### GOAL
Gather every line from the entries below that includes "dimanche".

(Figure content listings)

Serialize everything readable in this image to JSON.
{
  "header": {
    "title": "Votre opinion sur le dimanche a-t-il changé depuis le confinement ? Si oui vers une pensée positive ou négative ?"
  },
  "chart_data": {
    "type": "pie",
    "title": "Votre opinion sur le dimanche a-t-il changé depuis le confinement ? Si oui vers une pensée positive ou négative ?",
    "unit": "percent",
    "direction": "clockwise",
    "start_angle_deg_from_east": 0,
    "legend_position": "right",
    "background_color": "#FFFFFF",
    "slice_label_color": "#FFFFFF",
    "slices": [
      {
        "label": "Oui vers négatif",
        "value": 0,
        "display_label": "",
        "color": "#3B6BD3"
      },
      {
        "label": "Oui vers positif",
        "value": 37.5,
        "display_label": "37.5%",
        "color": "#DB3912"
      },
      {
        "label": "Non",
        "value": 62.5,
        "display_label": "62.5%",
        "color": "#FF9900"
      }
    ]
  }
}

* * *

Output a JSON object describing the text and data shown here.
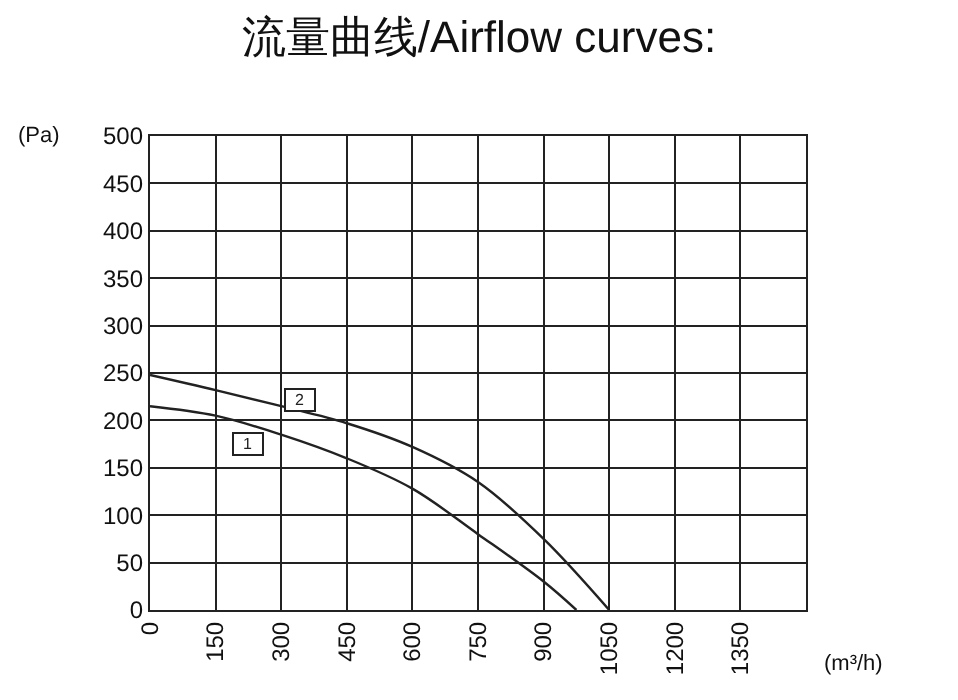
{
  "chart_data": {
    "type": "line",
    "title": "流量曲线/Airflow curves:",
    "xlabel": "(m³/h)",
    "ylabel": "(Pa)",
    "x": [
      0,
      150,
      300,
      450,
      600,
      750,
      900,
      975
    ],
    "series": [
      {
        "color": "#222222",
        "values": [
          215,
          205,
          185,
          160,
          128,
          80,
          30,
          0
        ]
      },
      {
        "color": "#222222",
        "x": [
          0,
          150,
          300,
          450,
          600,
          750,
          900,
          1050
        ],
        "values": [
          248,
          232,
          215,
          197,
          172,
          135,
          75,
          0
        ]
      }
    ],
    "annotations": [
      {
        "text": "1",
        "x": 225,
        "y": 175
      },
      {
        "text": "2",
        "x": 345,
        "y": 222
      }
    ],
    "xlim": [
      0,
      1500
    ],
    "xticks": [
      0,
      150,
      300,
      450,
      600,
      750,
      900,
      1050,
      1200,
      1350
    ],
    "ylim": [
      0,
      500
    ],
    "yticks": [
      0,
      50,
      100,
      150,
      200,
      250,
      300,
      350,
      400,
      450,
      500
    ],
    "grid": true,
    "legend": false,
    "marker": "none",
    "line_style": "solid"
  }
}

### EXERCISE SOLUTION
    "title": "Votre opinion sur le dimanche a-t-il changé depuis le confinement ? Si oui vers une pensée positive ou négative ?"
    "title": "Votre opinion sur le dimanche a-t-il changé depuis le confinement ? Si oui vers une pensée positive ou négative ?",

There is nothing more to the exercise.